What you have to do>
Search the data below for "Biggenprijs"; list each line that holds it.
***** Information supplied *****
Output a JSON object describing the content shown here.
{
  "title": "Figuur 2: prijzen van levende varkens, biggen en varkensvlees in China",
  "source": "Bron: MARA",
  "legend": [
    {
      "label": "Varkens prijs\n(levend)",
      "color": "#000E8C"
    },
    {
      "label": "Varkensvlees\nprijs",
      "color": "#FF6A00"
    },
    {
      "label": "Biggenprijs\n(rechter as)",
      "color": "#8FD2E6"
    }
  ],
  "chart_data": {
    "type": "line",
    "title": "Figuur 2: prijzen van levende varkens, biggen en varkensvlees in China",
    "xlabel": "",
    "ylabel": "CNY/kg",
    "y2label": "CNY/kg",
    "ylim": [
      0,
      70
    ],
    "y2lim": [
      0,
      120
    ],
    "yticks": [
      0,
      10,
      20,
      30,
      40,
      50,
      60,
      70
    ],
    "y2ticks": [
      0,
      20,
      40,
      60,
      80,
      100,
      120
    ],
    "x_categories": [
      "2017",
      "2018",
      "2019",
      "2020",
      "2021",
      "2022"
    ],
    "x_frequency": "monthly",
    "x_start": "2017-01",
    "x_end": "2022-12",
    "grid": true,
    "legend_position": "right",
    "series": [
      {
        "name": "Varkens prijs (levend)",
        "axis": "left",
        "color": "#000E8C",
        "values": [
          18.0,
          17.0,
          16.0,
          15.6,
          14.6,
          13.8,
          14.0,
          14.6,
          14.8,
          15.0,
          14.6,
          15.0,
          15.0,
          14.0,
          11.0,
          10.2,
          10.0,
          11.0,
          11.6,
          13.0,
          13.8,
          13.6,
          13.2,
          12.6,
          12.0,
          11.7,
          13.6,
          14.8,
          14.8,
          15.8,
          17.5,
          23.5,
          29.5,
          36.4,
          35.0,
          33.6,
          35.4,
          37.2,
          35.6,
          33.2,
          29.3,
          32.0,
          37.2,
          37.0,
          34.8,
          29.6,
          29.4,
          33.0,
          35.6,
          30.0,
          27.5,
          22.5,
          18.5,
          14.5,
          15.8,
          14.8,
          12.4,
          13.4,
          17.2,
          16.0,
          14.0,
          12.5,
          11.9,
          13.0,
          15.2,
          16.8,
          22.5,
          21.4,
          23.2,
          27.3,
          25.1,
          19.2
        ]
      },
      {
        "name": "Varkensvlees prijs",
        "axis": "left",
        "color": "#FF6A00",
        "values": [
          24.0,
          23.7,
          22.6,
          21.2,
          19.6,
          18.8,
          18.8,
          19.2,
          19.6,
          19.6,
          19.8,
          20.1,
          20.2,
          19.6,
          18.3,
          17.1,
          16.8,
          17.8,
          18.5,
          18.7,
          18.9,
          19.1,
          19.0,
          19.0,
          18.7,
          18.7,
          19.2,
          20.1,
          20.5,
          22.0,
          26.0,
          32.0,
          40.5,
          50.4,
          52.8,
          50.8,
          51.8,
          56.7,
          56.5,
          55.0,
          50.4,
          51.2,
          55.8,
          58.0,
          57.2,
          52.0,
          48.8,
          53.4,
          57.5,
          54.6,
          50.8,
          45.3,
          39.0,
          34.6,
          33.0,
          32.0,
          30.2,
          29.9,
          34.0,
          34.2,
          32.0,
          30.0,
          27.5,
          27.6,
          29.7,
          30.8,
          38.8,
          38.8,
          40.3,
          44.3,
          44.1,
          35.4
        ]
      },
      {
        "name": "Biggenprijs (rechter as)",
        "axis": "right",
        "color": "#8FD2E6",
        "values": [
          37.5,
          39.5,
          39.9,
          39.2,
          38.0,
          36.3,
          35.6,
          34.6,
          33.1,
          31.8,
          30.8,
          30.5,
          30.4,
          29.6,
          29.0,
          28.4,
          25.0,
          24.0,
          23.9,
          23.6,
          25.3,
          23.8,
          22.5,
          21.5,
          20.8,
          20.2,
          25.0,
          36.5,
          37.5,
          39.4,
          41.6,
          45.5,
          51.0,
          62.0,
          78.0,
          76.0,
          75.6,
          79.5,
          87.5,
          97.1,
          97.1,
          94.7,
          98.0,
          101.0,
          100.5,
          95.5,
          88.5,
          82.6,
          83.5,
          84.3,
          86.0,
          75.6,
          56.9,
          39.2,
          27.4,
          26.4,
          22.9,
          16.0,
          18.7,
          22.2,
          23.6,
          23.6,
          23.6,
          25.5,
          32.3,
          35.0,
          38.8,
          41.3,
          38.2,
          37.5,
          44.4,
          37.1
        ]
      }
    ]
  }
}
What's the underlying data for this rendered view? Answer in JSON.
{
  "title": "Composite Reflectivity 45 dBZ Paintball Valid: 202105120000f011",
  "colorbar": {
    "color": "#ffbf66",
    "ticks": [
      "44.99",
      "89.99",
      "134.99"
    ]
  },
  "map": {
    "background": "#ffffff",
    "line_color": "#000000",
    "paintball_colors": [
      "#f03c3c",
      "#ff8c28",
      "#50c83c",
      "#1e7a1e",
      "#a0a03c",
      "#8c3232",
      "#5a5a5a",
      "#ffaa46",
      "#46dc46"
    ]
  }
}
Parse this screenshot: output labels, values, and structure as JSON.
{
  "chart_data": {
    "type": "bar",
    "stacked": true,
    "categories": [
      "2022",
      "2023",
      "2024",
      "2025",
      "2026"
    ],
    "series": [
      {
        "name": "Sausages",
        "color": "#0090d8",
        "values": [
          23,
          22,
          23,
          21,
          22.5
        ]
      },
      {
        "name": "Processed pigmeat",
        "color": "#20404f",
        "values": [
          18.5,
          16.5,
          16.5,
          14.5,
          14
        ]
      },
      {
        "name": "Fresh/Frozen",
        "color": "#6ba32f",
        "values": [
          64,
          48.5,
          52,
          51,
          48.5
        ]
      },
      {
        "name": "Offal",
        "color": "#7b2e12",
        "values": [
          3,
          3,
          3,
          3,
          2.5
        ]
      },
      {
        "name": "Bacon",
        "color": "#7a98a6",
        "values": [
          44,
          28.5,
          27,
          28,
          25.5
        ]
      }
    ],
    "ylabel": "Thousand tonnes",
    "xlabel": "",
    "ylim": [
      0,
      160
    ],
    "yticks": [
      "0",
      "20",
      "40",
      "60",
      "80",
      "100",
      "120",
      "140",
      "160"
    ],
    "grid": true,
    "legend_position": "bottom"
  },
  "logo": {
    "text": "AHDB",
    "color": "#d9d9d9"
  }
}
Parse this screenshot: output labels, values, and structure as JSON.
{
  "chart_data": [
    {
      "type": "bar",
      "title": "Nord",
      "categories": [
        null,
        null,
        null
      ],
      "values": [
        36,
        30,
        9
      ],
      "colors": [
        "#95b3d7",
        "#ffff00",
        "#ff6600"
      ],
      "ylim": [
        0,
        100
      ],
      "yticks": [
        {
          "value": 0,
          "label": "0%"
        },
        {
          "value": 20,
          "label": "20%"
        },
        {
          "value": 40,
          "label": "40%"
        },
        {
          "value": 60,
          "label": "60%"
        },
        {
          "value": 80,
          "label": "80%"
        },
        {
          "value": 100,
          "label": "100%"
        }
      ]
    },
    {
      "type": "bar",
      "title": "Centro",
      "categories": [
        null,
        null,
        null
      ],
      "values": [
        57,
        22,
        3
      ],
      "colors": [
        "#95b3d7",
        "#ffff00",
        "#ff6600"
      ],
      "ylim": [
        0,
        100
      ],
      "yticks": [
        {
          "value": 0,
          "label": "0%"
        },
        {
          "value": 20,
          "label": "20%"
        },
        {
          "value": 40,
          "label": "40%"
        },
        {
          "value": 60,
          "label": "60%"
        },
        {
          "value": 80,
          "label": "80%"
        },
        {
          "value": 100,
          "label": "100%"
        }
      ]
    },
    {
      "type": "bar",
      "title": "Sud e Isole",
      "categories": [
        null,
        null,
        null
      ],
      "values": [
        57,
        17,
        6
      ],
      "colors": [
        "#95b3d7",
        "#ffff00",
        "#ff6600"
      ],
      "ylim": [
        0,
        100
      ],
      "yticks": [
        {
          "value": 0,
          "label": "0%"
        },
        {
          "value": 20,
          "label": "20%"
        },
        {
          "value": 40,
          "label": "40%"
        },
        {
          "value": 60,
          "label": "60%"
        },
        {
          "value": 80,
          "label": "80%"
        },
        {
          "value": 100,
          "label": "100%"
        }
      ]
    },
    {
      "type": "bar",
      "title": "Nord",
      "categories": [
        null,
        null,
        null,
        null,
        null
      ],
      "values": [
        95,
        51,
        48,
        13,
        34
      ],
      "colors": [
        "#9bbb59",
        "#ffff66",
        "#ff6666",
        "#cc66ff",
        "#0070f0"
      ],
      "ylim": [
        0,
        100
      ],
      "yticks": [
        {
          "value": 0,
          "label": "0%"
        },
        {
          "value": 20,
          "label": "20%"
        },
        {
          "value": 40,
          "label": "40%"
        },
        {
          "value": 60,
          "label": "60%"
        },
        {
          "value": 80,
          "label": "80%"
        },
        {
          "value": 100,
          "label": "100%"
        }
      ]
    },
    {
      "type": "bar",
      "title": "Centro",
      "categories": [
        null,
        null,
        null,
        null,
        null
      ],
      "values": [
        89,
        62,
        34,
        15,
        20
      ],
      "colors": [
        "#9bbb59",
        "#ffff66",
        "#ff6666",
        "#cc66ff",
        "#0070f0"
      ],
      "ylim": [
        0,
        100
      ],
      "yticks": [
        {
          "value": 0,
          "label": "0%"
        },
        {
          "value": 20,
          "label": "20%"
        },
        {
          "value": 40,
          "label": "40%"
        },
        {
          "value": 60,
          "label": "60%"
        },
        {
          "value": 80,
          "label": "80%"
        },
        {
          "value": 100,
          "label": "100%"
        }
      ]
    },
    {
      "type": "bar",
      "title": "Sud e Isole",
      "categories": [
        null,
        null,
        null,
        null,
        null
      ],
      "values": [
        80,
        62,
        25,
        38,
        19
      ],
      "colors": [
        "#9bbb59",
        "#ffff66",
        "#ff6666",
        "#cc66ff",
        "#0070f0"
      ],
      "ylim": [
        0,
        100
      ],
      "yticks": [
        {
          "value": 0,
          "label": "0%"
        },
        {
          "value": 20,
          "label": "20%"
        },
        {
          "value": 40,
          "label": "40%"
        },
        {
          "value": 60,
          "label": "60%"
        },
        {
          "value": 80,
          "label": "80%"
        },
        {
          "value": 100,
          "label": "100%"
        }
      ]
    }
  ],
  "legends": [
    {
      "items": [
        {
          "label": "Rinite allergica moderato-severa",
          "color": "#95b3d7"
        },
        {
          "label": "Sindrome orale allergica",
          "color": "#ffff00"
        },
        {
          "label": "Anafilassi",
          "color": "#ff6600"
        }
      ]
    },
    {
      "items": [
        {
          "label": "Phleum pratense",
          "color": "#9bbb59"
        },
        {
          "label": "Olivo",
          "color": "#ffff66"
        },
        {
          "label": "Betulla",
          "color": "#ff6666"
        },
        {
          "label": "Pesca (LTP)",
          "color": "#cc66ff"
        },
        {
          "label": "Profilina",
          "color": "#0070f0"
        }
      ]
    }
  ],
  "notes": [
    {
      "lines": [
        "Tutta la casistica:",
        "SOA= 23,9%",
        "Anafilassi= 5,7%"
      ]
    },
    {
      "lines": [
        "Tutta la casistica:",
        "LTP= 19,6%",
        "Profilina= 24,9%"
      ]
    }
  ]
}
*****
Full response>
      "label": "Biggenprijs\n(rechter as)",
        "name": "Biggenprijs (rechter as)",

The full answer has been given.